(WORK TO COMPLETE):
Output all lines exactly, with nothing added or dropped.
— begin AVAILABLE RECORDS —
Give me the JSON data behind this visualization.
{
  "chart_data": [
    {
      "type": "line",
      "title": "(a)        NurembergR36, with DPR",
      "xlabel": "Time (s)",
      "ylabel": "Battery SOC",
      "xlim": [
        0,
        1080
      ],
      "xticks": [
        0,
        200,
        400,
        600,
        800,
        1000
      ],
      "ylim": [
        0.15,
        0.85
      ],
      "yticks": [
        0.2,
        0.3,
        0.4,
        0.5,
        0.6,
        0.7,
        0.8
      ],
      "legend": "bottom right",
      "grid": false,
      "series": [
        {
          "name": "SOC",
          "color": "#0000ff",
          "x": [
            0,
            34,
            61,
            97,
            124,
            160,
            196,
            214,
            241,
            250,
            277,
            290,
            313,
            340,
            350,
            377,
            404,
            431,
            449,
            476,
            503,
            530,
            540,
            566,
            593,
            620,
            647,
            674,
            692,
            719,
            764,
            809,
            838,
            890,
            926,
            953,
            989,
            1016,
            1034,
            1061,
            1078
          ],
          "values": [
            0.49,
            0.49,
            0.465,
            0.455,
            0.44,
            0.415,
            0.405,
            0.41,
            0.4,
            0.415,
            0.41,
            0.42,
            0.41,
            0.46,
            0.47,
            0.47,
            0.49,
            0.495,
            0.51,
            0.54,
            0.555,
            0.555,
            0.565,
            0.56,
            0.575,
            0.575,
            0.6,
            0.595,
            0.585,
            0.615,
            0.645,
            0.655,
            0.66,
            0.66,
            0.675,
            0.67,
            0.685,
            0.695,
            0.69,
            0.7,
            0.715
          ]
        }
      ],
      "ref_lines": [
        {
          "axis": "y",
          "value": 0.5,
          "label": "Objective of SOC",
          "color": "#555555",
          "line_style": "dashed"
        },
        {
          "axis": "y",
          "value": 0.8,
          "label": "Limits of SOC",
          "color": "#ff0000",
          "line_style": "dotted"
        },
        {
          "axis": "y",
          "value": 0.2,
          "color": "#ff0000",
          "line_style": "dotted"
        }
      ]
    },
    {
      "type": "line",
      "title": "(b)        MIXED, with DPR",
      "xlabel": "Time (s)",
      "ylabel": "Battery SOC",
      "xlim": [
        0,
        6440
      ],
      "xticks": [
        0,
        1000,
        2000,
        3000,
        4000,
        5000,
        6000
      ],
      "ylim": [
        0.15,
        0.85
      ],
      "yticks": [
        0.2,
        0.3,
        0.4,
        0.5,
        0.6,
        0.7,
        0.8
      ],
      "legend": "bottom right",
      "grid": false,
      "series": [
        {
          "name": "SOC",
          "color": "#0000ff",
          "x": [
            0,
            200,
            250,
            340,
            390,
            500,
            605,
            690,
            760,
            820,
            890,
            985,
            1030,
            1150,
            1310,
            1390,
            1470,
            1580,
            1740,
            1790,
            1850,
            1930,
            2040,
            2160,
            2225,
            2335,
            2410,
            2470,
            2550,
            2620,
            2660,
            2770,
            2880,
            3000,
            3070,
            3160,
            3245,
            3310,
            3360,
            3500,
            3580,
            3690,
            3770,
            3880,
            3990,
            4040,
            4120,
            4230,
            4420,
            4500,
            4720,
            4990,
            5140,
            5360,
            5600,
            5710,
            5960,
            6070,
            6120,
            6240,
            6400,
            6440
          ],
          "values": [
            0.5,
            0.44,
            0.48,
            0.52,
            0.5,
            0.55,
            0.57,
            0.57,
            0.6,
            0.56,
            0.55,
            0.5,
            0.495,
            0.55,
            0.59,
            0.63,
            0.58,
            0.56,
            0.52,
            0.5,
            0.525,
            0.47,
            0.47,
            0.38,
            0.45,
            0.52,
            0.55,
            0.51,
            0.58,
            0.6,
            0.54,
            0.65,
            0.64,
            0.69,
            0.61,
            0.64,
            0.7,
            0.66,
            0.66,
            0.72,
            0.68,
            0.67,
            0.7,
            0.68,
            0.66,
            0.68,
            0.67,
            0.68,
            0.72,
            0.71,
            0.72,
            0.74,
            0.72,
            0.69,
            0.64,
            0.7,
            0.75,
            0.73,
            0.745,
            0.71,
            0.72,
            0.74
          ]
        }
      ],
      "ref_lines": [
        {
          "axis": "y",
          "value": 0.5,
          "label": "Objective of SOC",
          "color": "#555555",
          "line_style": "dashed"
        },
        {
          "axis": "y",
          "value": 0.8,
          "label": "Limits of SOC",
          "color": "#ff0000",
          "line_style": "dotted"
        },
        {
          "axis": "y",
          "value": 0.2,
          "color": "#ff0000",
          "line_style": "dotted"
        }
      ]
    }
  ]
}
— end AVAILABLE RECORDS —
(REPLY TO THE EXERCISE):
Give me the JSON data behind this visualization.
{
  "chart_data": [
    {
      "type": "line",
      "title": "(a)        NurembergR36, with DPR",
      "xlabel": "Time (s)",
      "ylabel": "Battery SOC",
      "xlim": [
        0,
        1080
      ],
      "xticks": [
        0,
        200,
        400,
        600,
        800,
        1000
      ],
      "ylim": [
        0.15,
        0.85
      ],
      "yticks": [
        0.2,
        0.3,
        0.4,
        0.5,
        0.6,
        0.7,
        0.8
      ],
      "legend": "bottom right",
      "grid": false,
      "series": [
        {
          "name": "SOC",
          "color": "#0000ff",
          "x": [
            0,
            34,
            61,
            97,
            124,
            160,
            196,
            214,
            241,
            250,
            277,
            290,
            313,
            340,
            350,
            377,
            404,
            431,
            449,
            476,
            503,
            530,
            540,
            566,
            593,
            620,
            647,
            674,
            692,
            719,
            764,
            809,
            838,
            890,
            926,
            953,
            989,
            1016,
            1034,
            1061,
            1078
          ],
          "values": [
            0.49,
            0.49,
            0.465,
            0.455,
            0.44,
            0.415,
            0.405,
            0.41,
            0.4,
            0.415,
            0.41,
            0.42,
            0.41,
            0.46,
            0.47,
            0.47,
            0.49,
            0.495,
            0.51,
            0.54,
            0.555,
            0.555,
            0.565,
            0.56,
            0.575,
            0.575,
            0.6,
            0.595,
            0.585,
            0.615,
            0.645,
            0.655,
            0.66,
            0.66,
            0.675,
            0.67,
            0.685,
            0.695,
            0.69,
            0.7,
            0.715
          ]
        }
      ],
      "ref_lines": [
        {
          "axis": "y",
          "value": 0.5,
          "label": "Objective of SOC",
          "color": "#555555",
          "line_style": "dashed"
        },
        {
          "axis": "y",
          "value": 0.8,
          "label": "Limits of SOC",
          "color": "#ff0000",
          "line_style": "dotted"
        },
        {
          "axis": "y",
          "value": 0.2,
          "color": "#ff0000",
          "line_style": "dotted"
        }
      ]
    },
    {
      "type": "line",
      "title": "(b)        MIXED, with DPR",
      "xlabel": "Time (s)",
      "ylabel": "Battery SOC",
      "xlim": [
        0,
        6440
      ],
      "xticks": [
        0,
        1000,
        2000,
        3000,
        4000,
        5000,
        6000
      ],
      "ylim": [
        0.15,
        0.85
      ],
      "yticks": [
        0.2,
        0.3,
        0.4,
        0.5,
        0.6,
        0.7,
        0.8
      ],
      "legend": "bottom right",
      "grid": false,
      "series": [
        {
          "name": "SOC",
          "color": "#0000ff",
          "x": [
            0,
            200,
            250,
            340,
            390,
            500,
            605,
            690,
            760,
            820,
            890,
            985,
            1030,
            1150,
            1310,
            1390,
            1470,
            1580,
            1740,
            1790,
            1850,
            1930,
            2040,
            2160,
            2225,
            2335,
            2410,
            2470,
            2550,
            2620,
            2660,
            2770,
            2880,
            3000,
            3070,
            3160,
            3245,
            3310,
            3360,
            3500,
            3580,
            3690,
            3770,
            3880,
            3990,
            4040,
            4120,
            4230,
            4420,
            4500,
            4720,
            4990,
            5140,
            5360,
            5600,
            5710,
            5960,
            6070,
            6120,
            6240,
            6400,
            6440
          ],
          "values": [
            0.5,
            0.44,
            0.48,
            0.52,
            0.5,
            0.55,
            0.57,
            0.57,
            0.6,
            0.56,
            0.55,
            0.5,
            0.495,
            0.55,
            0.59,
            0.63,
            0.58,
            0.56,
            0.52,
            0.5,
            0.525,
            0.47,
            0.47,
            0.38,
            0.45,
            0.52,
            0.55,
            0.51,
            0.58,
            0.6,
            0.54,
            0.65,
            0.64,
            0.69,
            0.61,
            0.64,
            0.7,
            0.66,
            0.66,
            0.72,
            0.68,
            0.67,
            0.7,
            0.68,
            0.66,
            0.68,
            0.67,
            0.68,
            0.72,
            0.71,
            0.72,
            0.74,
            0.72,
            0.69,
            0.64,
            0.7,
            0.75,
            0.73,
            0.745,
            0.71,
            0.72,
            0.74
          ]
        }
      ],
      "ref_lines": [
        {
          "axis": "y",
          "value": 0.5,
          "label": "Objective of SOC",
          "color": "#555555",
          "line_style": "dashed"
        },
        {
          "axis": "y",
          "value": 0.8,
          "label": "Limits of SOC",
          "color": "#ff0000",
          "line_style": "dotted"
        },
        {
          "axis": "y",
          "value": 0.2,
          "color": "#ff0000",
          "line_style": "dotted"
        }
      ]
    }
  ]
}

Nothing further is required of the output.